Please output the lines shown below exactly as they appear.

## BEGIN Given records

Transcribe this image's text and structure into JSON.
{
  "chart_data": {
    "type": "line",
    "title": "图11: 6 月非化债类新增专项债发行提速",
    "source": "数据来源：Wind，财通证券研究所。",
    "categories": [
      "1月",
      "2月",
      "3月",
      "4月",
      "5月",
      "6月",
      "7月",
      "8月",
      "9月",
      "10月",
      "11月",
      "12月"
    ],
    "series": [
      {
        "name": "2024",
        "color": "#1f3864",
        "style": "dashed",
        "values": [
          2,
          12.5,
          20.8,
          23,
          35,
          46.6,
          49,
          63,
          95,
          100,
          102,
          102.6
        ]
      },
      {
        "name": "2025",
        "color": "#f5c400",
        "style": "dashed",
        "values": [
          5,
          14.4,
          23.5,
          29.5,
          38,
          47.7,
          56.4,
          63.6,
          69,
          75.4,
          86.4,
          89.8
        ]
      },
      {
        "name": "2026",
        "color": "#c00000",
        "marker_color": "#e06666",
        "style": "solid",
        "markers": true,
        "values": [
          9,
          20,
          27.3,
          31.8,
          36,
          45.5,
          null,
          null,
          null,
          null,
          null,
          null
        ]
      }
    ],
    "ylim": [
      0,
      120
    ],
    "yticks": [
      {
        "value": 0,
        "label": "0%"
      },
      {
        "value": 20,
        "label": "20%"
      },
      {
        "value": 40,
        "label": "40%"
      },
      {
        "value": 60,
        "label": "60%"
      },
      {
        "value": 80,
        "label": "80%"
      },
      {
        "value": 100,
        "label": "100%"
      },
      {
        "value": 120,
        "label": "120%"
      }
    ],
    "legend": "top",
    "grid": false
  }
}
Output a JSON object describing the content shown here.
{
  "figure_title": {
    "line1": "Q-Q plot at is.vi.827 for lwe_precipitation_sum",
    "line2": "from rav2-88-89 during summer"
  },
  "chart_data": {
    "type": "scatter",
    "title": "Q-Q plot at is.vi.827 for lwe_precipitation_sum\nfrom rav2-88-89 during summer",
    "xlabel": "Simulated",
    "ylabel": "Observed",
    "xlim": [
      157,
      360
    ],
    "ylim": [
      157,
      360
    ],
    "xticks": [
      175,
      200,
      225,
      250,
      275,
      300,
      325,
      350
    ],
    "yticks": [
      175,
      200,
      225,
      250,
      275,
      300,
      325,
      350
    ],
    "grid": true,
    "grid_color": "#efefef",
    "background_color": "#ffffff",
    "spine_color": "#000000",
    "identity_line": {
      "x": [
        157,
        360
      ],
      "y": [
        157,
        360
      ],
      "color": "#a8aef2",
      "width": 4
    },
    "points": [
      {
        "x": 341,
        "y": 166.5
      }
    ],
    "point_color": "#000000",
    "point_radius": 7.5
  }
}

## END Given records

**Answer to this exercise:**
Transcribe this image's text and structure into JSON.
{
  "chart_data": {
    "type": "line",
    "title": "图11: 6 月非化债类新增专项债发行提速",
    "source": "数据来源：Wind，财通证券研究所。",
    "categories": [
      "1月",
      "2月",
      "3月",
      "4月",
      "5月",
      "6月",
      "7月",
      "8月",
      "9月",
      "10月",
      "11月",
      "12月"
    ],
    "series": [
      {
        "name": "2024",
        "color": "#1f3864",
        "style": "dashed",
        "values": [
          2,
          12.5,
          20.8,
          23,
          35,
          46.6,
          49,
          63,
          95,
          100,
          102,
          102.6
        ]
      },
      {
        "name": "2025",
        "color": "#f5c400",
        "style": "dashed",
        "values": [
          5,
          14.4,
          23.5,
          29.5,
          38,
          47.7,
          56.4,
          63.6,
          69,
          75.4,
          86.4,
          89.8
        ]
      },
      {
        "name": "2026",
        "color": "#c00000",
        "marker_color": "#e06666",
        "style": "solid",
        "markers": true,
        "values": [
          9,
          20,
          27.3,
          31.8,
          36,
          45.5,
          null,
          null,
          null,
          null,
          null,
          null
        ]
      }
    ],
    "ylim": [
      0,
      120
    ],
    "yticks": [
      {
        "value": 0,
        "label": "0%"
      },
      {
        "value": 20,
        "label": "20%"
      },
      {
        "value": 40,
        "label": "40%"
      },
      {
        "value": 60,
        "label": "60%"
      },
      {
        "value": 80,
        "label": "80%"
      },
      {
        "value": 100,
        "label": "100%"
      },
      {
        "value": 120,
        "label": "120%"
      }
    ],
    "legend": "top",
    "grid": false
  }
}
Output a JSON object describing the content shown here.
{
  "figure_title": {
    "line1": "Q-Q plot at is.vi.827 for lwe_precipitation_sum",
    "line2": "from rav2-88-89 during summer"
  },
  "chart_data": {
    "type": "scatter",
    "title": "Q-Q plot at is.vi.827 for lwe_precipitation_sum\nfrom rav2-88-89 during summer",
    "xlabel": "Simulated",
    "ylabel": "Observed",
    "xlim": [
      157,
      360
    ],
    "ylim": [
      157,
      360
    ],
    "xticks": [
      175,
      200,
      225,
      250,
      275,
      300,
      325,
      350
    ],
    "yticks": [
      175,
      200,
      225,
      250,
      275,
      300,
      325,
      350
    ],
    "grid": true,
    "grid_color": "#efefef",
    "background_color": "#ffffff",
    "spine_color": "#000000",
    "identity_line": {
      "x": [
        157,
        360
      ],
      "y": [
        157,
        360
      ],
      "color": "#a8aef2",
      "width": 4
    },
    "points": [
      {
        "x": 341,
        "y": 166.5
      }
    ],
    "point_color": "#000000",
    "point_radius": 7.5
  }
}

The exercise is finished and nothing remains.